Records that describe figures
** begin **

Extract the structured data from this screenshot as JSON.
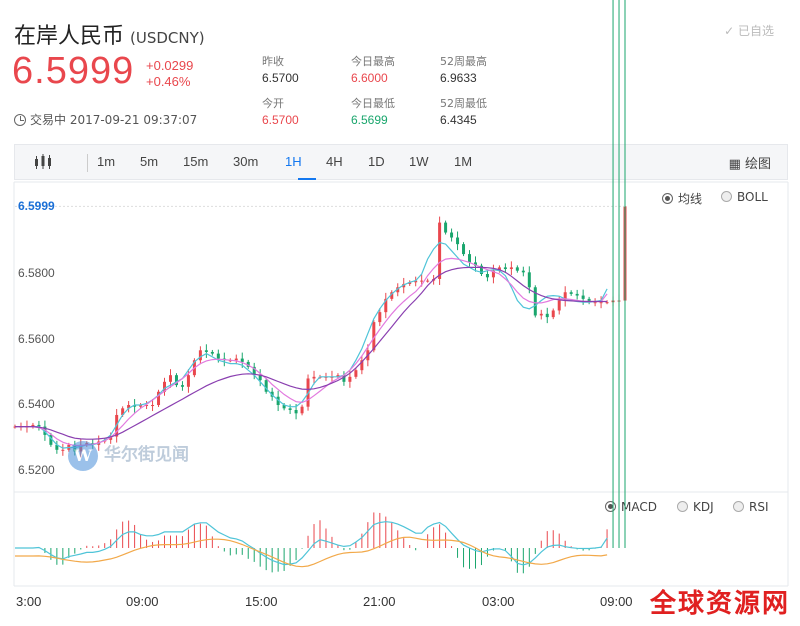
{
  "header": {
    "name": "在岸人民币",
    "code": "(USDCNY)",
    "watch_label": "已自选",
    "price": "6.5999",
    "change": "+0.0299",
    "change_pct": "+0.46%",
    "status": "交易中 2017-09-21 09:37:07"
  },
  "stats": [
    {
      "label": "昨收",
      "value": "6.5700"
    },
    {
      "label": "今日最高",
      "value": "6.6000"
    },
    {
      "label": "52周最高",
      "value": "6.9633"
    },
    {
      "label": "今开",
      "value": "6.5700"
    },
    {
      "label": "今日最低",
      "value": "6.5699"
    },
    {
      "label": "52周最低",
      "value": "6.4345"
    }
  ],
  "toolbar": {
    "periods": [
      "1m",
      "5m",
      "15m",
      "30m",
      "1H",
      "4H",
      "1D",
      "1W",
      "1M"
    ],
    "active": "1H",
    "draw_label": "绘图"
  },
  "overlay_options": [
    "均线",
    "BOLL"
  ],
  "indicator_options": [
    "MACD",
    "KDJ",
    "RSI"
  ],
  "watermark": "华尔街见闻",
  "site_mark": "全球资源网",
  "chart_data": {
    "type": "candlestick",
    "y_ticks": [
      "6.5999",
      "6.5800",
      "6.5600",
      "6.5400",
      "6.5200"
    ],
    "x_ticks": [
      "3:00",
      "09:00",
      "15:00",
      "21:00",
      "03:00",
      "09:00"
    ],
    "ylim": [
      6.518,
      6.6
    ],
    "close": [
      6.5335,
      6.5335,
      6.5335,
      6.534,
      6.5335,
      6.531,
      6.528,
      6.5265,
      6.5265,
      6.528,
      6.526,
      6.528,
      6.5285,
      6.528,
      6.529,
      6.5295,
      6.5305,
      6.537,
      6.539,
      6.54,
      6.5395,
      6.54,
      6.54,
      6.54,
      6.544,
      6.547,
      6.549,
      6.546,
      6.5455,
      6.549,
      6.5535,
      6.5565,
      6.556,
      6.5555,
      6.554,
      6.5535,
      6.5535,
      6.554,
      6.553,
      6.5515,
      6.549,
      6.5475,
      6.544,
      6.5425,
      6.54,
      6.539,
      6.5385,
      6.5375,
      6.5395,
      6.548,
      6.5485,
      6.5485,
      6.5485,
      6.5485,
      6.549,
      6.547,
      6.5485,
      6.5505,
      6.5535,
      6.5565,
      6.565,
      6.568,
      6.572,
      6.574,
      6.5755,
      6.5765,
      6.577,
      6.5775,
      6.5775,
      6.5775,
      6.578,
      6.595,
      6.592,
      6.5905,
      6.5885,
      6.5855,
      6.583,
      6.582,
      6.5795,
      6.5785,
      6.5805,
      6.5815,
      6.581,
      6.5815,
      6.5805,
      6.58,
      6.5755,
      6.567,
      6.5675,
      6.5665,
      6.5685,
      6.5715,
      6.574,
      6.5735,
      6.573,
      6.572,
      6.571,
      6.571,
      6.571,
      6.571,
      6.5715,
      6.5715,
      6.5999
    ],
    "ma_fast": [
      6.5335,
      6.5335,
      6.5335,
      6.5335,
      6.5335,
      6.532,
      6.53,
      6.528,
      6.527,
      6.5272,
      6.5272,
      6.5275,
      6.528,
      6.528,
      6.5285,
      6.5295,
      6.531,
      6.534,
      6.537,
      6.539,
      6.54,
      6.54,
      6.5405,
      6.5415,
      6.543,
      6.545,
      6.546,
      6.547,
      6.548,
      6.5505,
      6.553,
      6.5545,
      6.5555,
      6.5545,
      6.5535,
      6.553,
      6.5525,
      6.5525,
      6.552,
      6.5505,
      6.549,
      6.547,
      6.545,
      6.543,
      6.5415,
      6.54,
      6.5395,
      6.5395,
      6.541,
      6.5435,
      6.5465,
      6.5485,
      6.5485,
      6.5485,
      6.5485,
      6.549,
      6.5505,
      6.5535,
      6.557,
      6.5615,
      6.566,
      6.569,
      6.5715,
      6.5735,
      6.575,
      6.5762,
      6.577,
      6.5775,
      6.5795,
      6.584,
      6.587,
      6.589,
      6.5885,
      6.5865,
      6.5845,
      6.5825,
      6.5815,
      6.5805,
      6.58,
      6.5805,
      6.5808,
      6.5805,
      6.579,
      6.5755,
      6.5715,
      6.5695,
      6.569,
      6.57,
      6.5715,
      6.5728,
      6.573,
      6.5728,
      6.572,
      6.5715,
      6.5712,
      6.571,
      6.571,
      6.5712,
      6.5715,
      6.575
    ],
    "ma_mid": [
      6.5335,
      6.5335,
      6.5335,
      6.5335,
      6.5332,
      6.5325,
      6.5312,
      6.5298,
      6.5288,
      6.5282,
      6.5278,
      6.5278,
      6.528,
      6.5282,
      6.5286,
      6.5292,
      6.5302,
      6.532,
      6.5338,
      6.5358,
      6.5375,
      6.539,
      6.5402,
      6.5415,
      6.5428,
      6.5442,
      6.5455,
      6.5467,
      6.548,
      6.5495,
      6.5512,
      6.5525,
      6.5533,
      6.5537,
      6.5538,
      6.5537,
      6.5535,
      6.5533,
      6.5528,
      6.552,
      6.551,
      6.5495,
      6.548,
      6.5462,
      6.5447,
      6.5432,
      6.542,
      6.541,
      6.5408,
      6.5415,
      6.5428,
      6.5442,
      6.5456,
      6.547,
      6.548,
      6.549,
      6.5505,
      6.5525,
      6.5548,
      6.5575,
      6.5602,
      6.5628,
      6.5652,
      6.5675,
      6.5695,
      6.5712,
      6.5728,
      6.5742,
      6.5762,
      6.579,
      6.5812,
      6.583,
      6.584,
      6.5842,
      6.584,
      6.5835,
      6.583,
      6.5822,
      6.5815,
      6.5808,
      6.5802,
      6.5795,
      6.578,
      6.5762,
      6.574,
      6.5722,
      6.5712,
      6.5708,
      6.5708,
      6.5712,
      6.5718,
      6.572,
      6.572,
      6.5718,
      6.5715,
      6.5713,
      6.5712,
      6.5712,
      6.5712,
      6.5735
    ],
    "ma_slow": [
      6.5335,
      6.5335,
      6.5335,
      6.5335,
      6.5333,
      6.533,
      6.5325,
      6.5318,
      6.5312,
      6.5305,
      6.53,
      6.5298,
      6.5297,
      6.5297,
      6.5298,
      6.53,
      6.5304,
      6.531,
      6.5318,
      6.5328,
      6.5338,
      6.5348,
      6.5358,
      6.5368,
      6.5378,
      6.5388,
      6.5398,
      6.5408,
      6.5418,
      6.5428,
      6.5438,
      6.5448,
      6.5458,
      6.5466,
      6.5474,
      6.548,
      6.5486,
      6.549,
      6.5493,
      6.5494,
      6.5493,
      6.549,
      6.5485,
      6.5478,
      6.5471,
      6.5464,
      6.5457,
      6.5452,
      6.5448,
      6.5447,
      6.5449,
      6.5453,
      6.5459,
      6.5466,
      6.5474,
      6.5484,
      6.5496,
      6.5512,
      6.553,
      6.555,
      6.557,
      6.5592,
      6.5614,
      6.5636,
      6.5658,
      6.568,
      6.57,
      6.5718,
      6.5738,
      6.576,
      6.5778,
      6.5792,
      6.5802,
      6.5808,
      6.5812,
      6.5814,
      6.5815,
      6.5815,
      6.5815,
      6.5814,
      6.5812,
      6.5808,
      6.58,
      6.5788,
      6.5774,
      6.576,
      6.5748,
      6.5738,
      6.573,
      6.5724,
      6.572,
      6.5717,
      6.5715,
      6.5714,
      6.5713,
      6.5712,
      6.5712,
      6.5712,
      6.5712,
      6.5712
    ]
  }
}
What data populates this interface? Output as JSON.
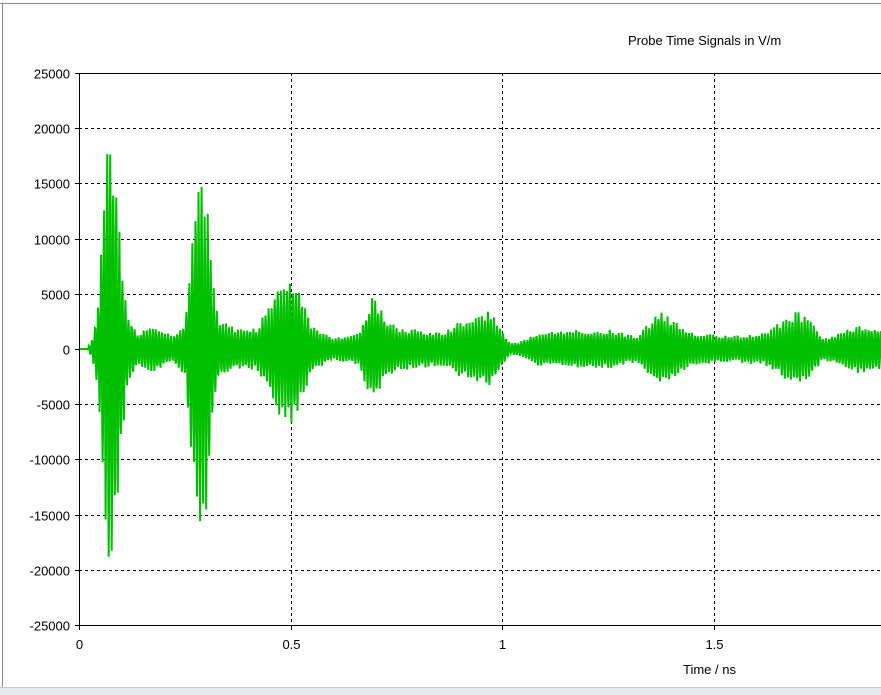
{
  "chart_data": {
    "type": "line",
    "title": "Probe Time Signals in V/m",
    "xlabel": "Time / ns",
    "ylabel": "",
    "xlim": [
      0,
      1.9
    ],
    "ylim": [
      -25000,
      25000
    ],
    "grid": true,
    "x_ticks": [
      "0",
      "0.5",
      "1",
      "1.5"
    ],
    "x_tick_values": [
      0,
      0.5,
      1,
      1.5
    ],
    "y_ticks": [
      "25000",
      "20000",
      "15000",
      "10000",
      "5000",
      "0",
      "-5000",
      "-10000",
      "-15000",
      "-20000",
      "-25000"
    ],
    "y_tick_values": [
      25000,
      20000,
      15000,
      10000,
      5000,
      0,
      -5000,
      -10000,
      -15000,
      -20000,
      -25000
    ],
    "series": [
      {
        "color": "#00c000",
        "envelope_peak_amplitude": [
          [
            0.0,
            0
          ],
          [
            0.02,
            0
          ],
          [
            0.03,
            800
          ],
          [
            0.045,
            4000
          ],
          [
            0.06,
            15000
          ],
          [
            0.073,
            21500
          ],
          [
            0.085,
            17000
          ],
          [
            0.1,
            9000
          ],
          [
            0.115,
            3500
          ],
          [
            0.14,
            1500
          ],
          [
            0.18,
            2200
          ],
          [
            0.22,
            1200
          ],
          [
            0.25,
            2500
          ],
          [
            0.27,
            12000
          ],
          [
            0.286,
            17500
          ],
          [
            0.3,
            15000
          ],
          [
            0.315,
            7000
          ],
          [
            0.33,
            2800
          ],
          [
            0.38,
            1800
          ],
          [
            0.42,
            2000
          ],
          [
            0.45,
            4000
          ],
          [
            0.48,
            6500
          ],
          [
            0.5,
            7000
          ],
          [
            0.52,
            5500
          ],
          [
            0.55,
            2200
          ],
          [
            0.6,
            1000
          ],
          [
            0.66,
            1500
          ],
          [
            0.69,
            4500
          ],
          [
            0.7,
            5000
          ],
          [
            0.72,
            3000
          ],
          [
            0.75,
            2000
          ],
          [
            0.8,
            1800
          ],
          [
            0.86,
            1500
          ],
          [
            0.9,
            2500
          ],
          [
            0.93,
            2800
          ],
          [
            0.97,
            3500
          ],
          [
            0.99,
            2500
          ],
          [
            1.02,
            500
          ],
          [
            1.04,
            600
          ],
          [
            1.08,
            1500
          ],
          [
            1.15,
            1700
          ],
          [
            1.25,
            1800
          ],
          [
            1.32,
            1200
          ],
          [
            1.37,
            3500
          ],
          [
            1.4,
            2800
          ],
          [
            1.45,
            1500
          ],
          [
            1.55,
            1200
          ],
          [
            1.62,
            1500
          ],
          [
            1.66,
            2500
          ],
          [
            1.7,
            3500
          ],
          [
            1.73,
            2500
          ],
          [
            1.76,
            1000
          ],
          [
            1.8,
            1500
          ],
          [
            1.84,
            2200
          ],
          [
            1.9,
            2000
          ]
        ]
      }
    ]
  }
}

** end **

Written request: Determine the number of lines containing "JSON". Write only that number.

Expected output: 2